**The exercise**
Show every line where "Marcsi" occurs.

::: Task data :::

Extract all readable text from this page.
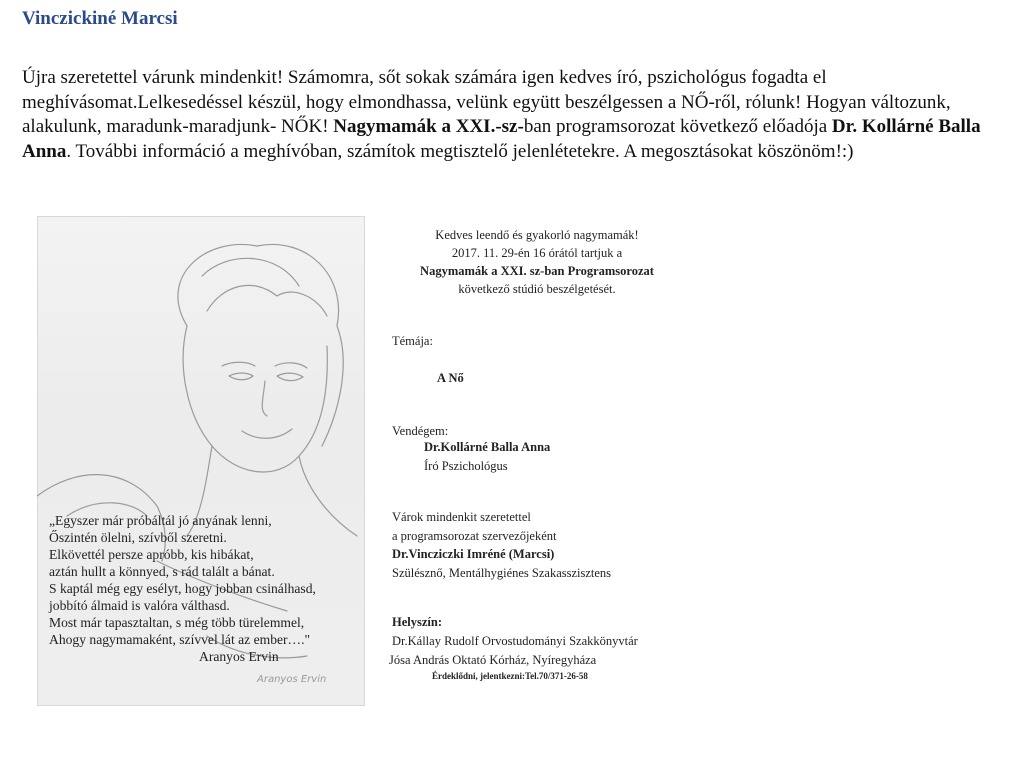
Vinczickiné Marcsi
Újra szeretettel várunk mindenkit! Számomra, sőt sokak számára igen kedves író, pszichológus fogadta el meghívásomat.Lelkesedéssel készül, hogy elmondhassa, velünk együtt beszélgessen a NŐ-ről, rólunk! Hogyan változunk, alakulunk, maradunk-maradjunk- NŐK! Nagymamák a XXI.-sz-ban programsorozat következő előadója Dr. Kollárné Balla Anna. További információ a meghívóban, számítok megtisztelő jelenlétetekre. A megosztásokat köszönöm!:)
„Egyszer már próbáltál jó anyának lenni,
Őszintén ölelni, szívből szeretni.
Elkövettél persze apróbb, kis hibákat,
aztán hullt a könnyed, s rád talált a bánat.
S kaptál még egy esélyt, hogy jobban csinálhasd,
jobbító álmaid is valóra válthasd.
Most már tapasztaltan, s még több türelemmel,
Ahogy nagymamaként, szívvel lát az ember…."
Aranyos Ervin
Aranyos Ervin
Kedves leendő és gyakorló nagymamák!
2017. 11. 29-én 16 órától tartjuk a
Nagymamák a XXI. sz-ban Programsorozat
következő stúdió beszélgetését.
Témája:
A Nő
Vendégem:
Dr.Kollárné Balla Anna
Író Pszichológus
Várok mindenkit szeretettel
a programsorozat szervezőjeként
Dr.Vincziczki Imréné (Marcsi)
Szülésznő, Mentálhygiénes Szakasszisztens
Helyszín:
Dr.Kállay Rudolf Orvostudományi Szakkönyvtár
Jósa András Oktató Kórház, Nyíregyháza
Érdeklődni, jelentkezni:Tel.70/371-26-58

:::

**Worked answer**
Vinczickiné Marcsi
Dr.Vincziczki Imréné (Marcsi)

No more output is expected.